GOAL: Read the lines below. Copy out any that hold the string "Import".

INPUT DATA:

-- -- --

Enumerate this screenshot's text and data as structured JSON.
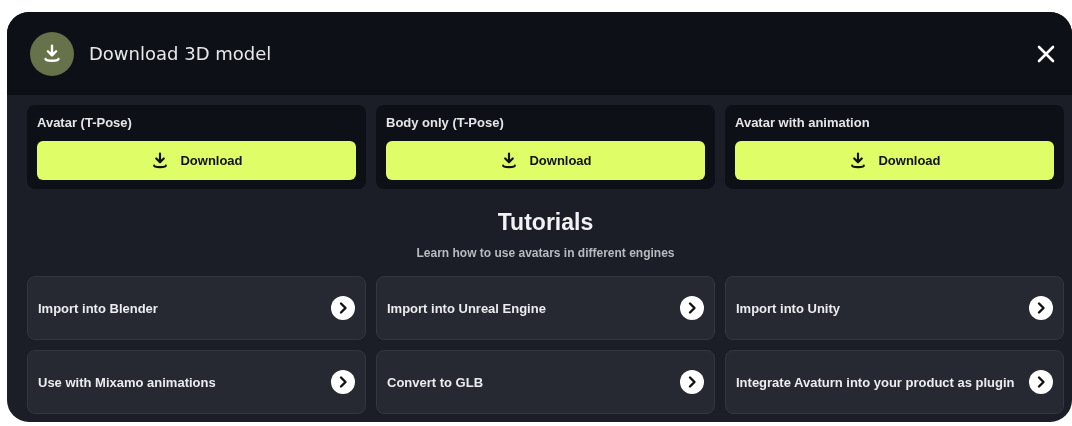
{
  "dialog": {
    "title": "Download 3D model"
  },
  "downloads": [
    {
      "label": "Avatar (T-Pose)",
      "button": "Download"
    },
    {
      "label": "Body only (T-Pose)",
      "button": "Download"
    },
    {
      "label": "Avatar with animation",
      "button": "Download"
    }
  ],
  "tutorials": {
    "title": "Tutorials",
    "subtitle": "Learn how to use avatars in different engines",
    "items": [
      {
        "label": "Import into Blender"
      },
      {
        "label": "Import into Unreal Engine"
      },
      {
        "label": "Import into Unity"
      },
      {
        "label": "Use with Mixamo animations"
      },
      {
        "label": "Convert to GLB"
      },
      {
        "label": "Integrate Avaturn into your product as plugin"
      }
    ]
  }
}
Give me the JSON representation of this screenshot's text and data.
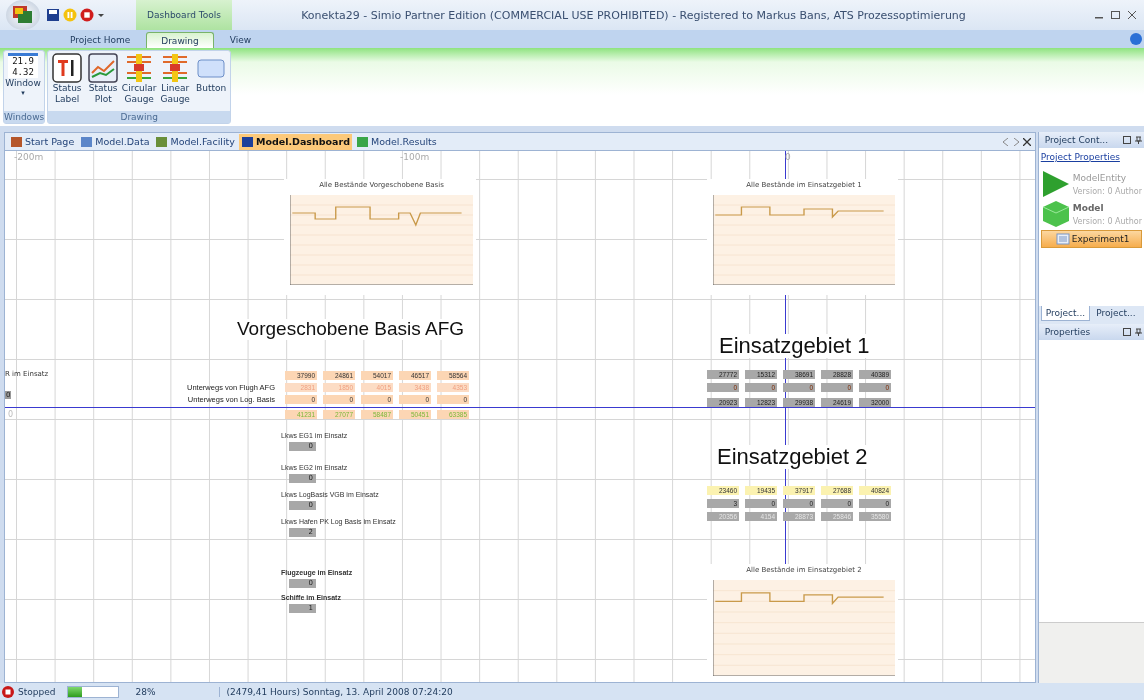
{
  "window": {
    "title": "Konekta29 - Simio Partner Edition (COMMERCIAL USE PROHIBITED) - Registered to Markus Bans, ATS Prozessoptimierung",
    "context_tab": "Dashboard Tools"
  },
  "ribbon_tabs": [
    {
      "label": "Project Home",
      "selected": false
    },
    {
      "label": "Drawing",
      "selected": true
    },
    {
      "label": "View",
      "selected": false
    }
  ],
  "ribbon_groups": [
    {
      "label": "Windows",
      "buttons": [
        {
          "kind": "window",
          "label": "Window",
          "icon_text": [
            "21.9",
            "4.32"
          ],
          "caret": "▾"
        }
      ]
    },
    {
      "label": "Drawing",
      "buttons": [
        {
          "kind": "status-label",
          "label": "Status Label"
        },
        {
          "kind": "status-plot",
          "label": "Status Plot"
        },
        {
          "kind": "gauge",
          "label": "Circular Gauge"
        },
        {
          "kind": "gauge",
          "label": "Linear Gauge"
        },
        {
          "kind": "button",
          "label": "Button"
        }
      ]
    }
  ],
  "doc_tabs": [
    {
      "label": "Start Page",
      "selected": false
    },
    {
      "label": "Model.Data",
      "selected": false
    },
    {
      "label": "Model.Facility",
      "selected": false
    },
    {
      "label": "Model.Dashboard",
      "selected": true
    },
    {
      "label": "Model.Results",
      "selected": false
    }
  ],
  "canvas": {
    "axis_labels": [
      "-200m",
      "-100m",
      "0"
    ],
    "charts": [
      {
        "title": "Alle Bestände Vorgeschobene Basis"
      },
      {
        "title": "Alle Bestände im Einsatzgebiet 1"
      },
      {
        "title": "Alle Bestände im Einsatzgebiet 2"
      }
    ],
    "headings": [
      "Vorgeschobene Basis AFG",
      "Einsatzgebiet 1",
      "Einsatzgebiet 2"
    ],
    "edge": {
      "label": "R im Einsatz",
      "values": [
        "0",
        "0"
      ]
    },
    "blocks": [
      {
        "rows": [
          {
            "kind": "peach",
            "values": [
              "37990",
              "24861",
              "54017",
              "46517",
              "58564"
            ]
          },
          {
            "kind": "peach-faint",
            "label": "Unterwegs von Flugh AFG",
            "values": [
              "2831",
              "1850",
              "4015",
              "3438",
              "4353"
            ]
          },
          {
            "kind": "peach",
            "label": "Unterwegs von Log. Basis",
            "values": [
              "0",
              "0",
              "0",
              "0",
              "0"
            ]
          },
          {
            "kind": "green",
            "values": [
              "41231",
              "27077",
              "58487",
              "50451",
              "63385"
            ]
          }
        ]
      },
      {
        "rows": [
          {
            "kind": "grey",
            "values": [
              "27772",
              "15312",
              "38691",
              "28828",
              "40389"
            ]
          },
          {
            "kind": "grey-orange",
            "values": [
              "0",
              "0",
              "0",
              "0",
              "0"
            ]
          },
          {
            "kind": "grey",
            "values": [
              "20923",
              "12823",
              "29938",
              "24619",
              "32000"
            ]
          }
        ]
      },
      {
        "rows": [
          {
            "kind": "yellow",
            "values": [
              "23460",
              "19435",
              "37917",
              "27688",
              "40824"
            ]
          },
          {
            "kind": "grey",
            "values": [
              "3",
              "0",
              "0",
              "0",
              "0"
            ]
          },
          {
            "kind": "grey-faint",
            "values": [
              "20356",
              "4154",
              "28873",
              "25846",
              "35580"
            ]
          }
        ]
      }
    ],
    "counters": [
      {
        "label": "Lkws EG1 im Einsatz",
        "value": "0"
      },
      {
        "label": "Lkws EG2 im Einsatz",
        "value": "0"
      },
      {
        "label": "Lkws LogBasis VGB im Einsatz",
        "value": "0"
      },
      {
        "label": "Lkws Hafen PK Log Basis im Einsatz",
        "value": "2"
      },
      {
        "label": "Flugzeuge im Einsatz",
        "value": "0"
      },
      {
        "label": "Schiffe im Einsatz",
        "value": "1"
      }
    ]
  },
  "project_panel": {
    "title": "Project Cont...",
    "link": "Project Properties",
    "items": [
      {
        "kind": "entity",
        "name": "ModelEntity",
        "detail": "Version: 0 Author",
        "selected": false
      },
      {
        "kind": "model",
        "name": "Model",
        "detail": "Version: 0 Author",
        "selected": false
      },
      {
        "kind": "experiment",
        "name": "Experiment1",
        "selected": true
      }
    ],
    "tabs": [
      {
        "label": "Project...",
        "selected": true
      },
      {
        "label": "Project...",
        "selected": false
      }
    ]
  },
  "properties_panel": {
    "title": "Properties"
  },
  "status_bar": {
    "state": "Stopped",
    "progress": {
      "level": 0.28,
      "reading": "28%"
    },
    "time": "(2479,41 Hours) Sonntag, 13. April 2008 07:24:20"
  }
}
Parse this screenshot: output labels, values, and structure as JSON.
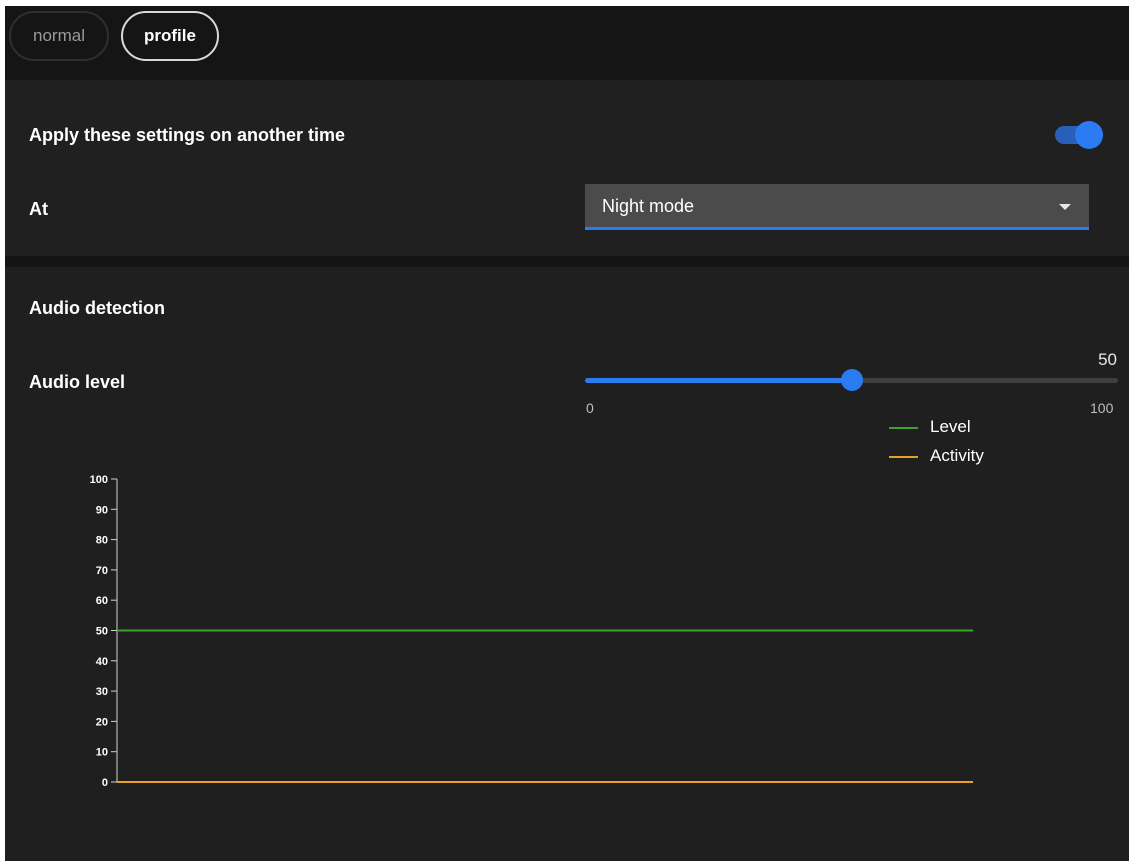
{
  "tabs": [
    {
      "label": "normal",
      "active": false
    },
    {
      "label": "profile",
      "active": true
    }
  ],
  "schedule": {
    "apply_label": "Apply these settings on another time",
    "apply_enabled": true,
    "at_label": "At",
    "at_value": "Night mode"
  },
  "audio": {
    "section_title": "Audio detection",
    "level_label": "Audio level",
    "level_value": "50",
    "level_min": "0",
    "level_max": "100"
  },
  "colors": {
    "accent": "#2b7cf3",
    "level": "#3ba52a",
    "activity": "#e8a026"
  },
  "chart_data": {
    "type": "line",
    "title": "",
    "xlabel": "",
    "ylabel": "",
    "ylim": [
      0,
      100
    ],
    "yticks": [
      "0",
      "10",
      "20",
      "30",
      "40",
      "50",
      "60",
      "70",
      "80",
      "90",
      "100"
    ],
    "legend_position": "top-right",
    "series": [
      {
        "name": "Level",
        "color": "#3ba52a",
        "values": [
          50,
          50
        ]
      },
      {
        "name": "Activity",
        "color": "#e8a026",
        "values": [
          0,
          0
        ]
      }
    ]
  }
}
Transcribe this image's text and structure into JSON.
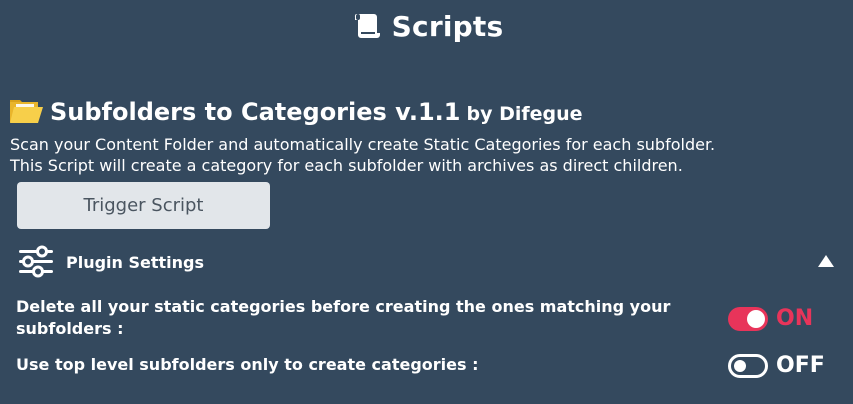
{
  "header": {
    "icon": "scroll-icon",
    "title": "Scripts"
  },
  "plugin": {
    "icon": "folder-icon",
    "name": "Subfolders to Categories v.1.1",
    "author": "by Difegue",
    "description_line_1": "Scan your Content Folder and automatically create Static Categories for each subfolder.",
    "description_line_2": "This Script will create a category for each subfolder with archives as direct children.",
    "trigger_label": "Trigger Script"
  },
  "settings": {
    "icon": "sliders-icon",
    "label": "Plugin Settings",
    "collapse_icon": "triangle-up-icon",
    "items": [
      {
        "label": "Delete all your static categories before creating the ones matching your subfolders :",
        "state": "ON",
        "enabled": true
      },
      {
        "label": "Use top level subfolders only to create categories :",
        "state": "OFF",
        "enabled": false
      }
    ]
  },
  "colors": {
    "background": "#34495e",
    "accent_on": "#e8345a",
    "button_bg": "#e2e6ea",
    "button_text": "#4a5560"
  }
}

-- -- --

TASK ANSWER:
        "label": "Import into Blender"
        "label": "Import into Unreal Engine"
        "label": "Import into Unity"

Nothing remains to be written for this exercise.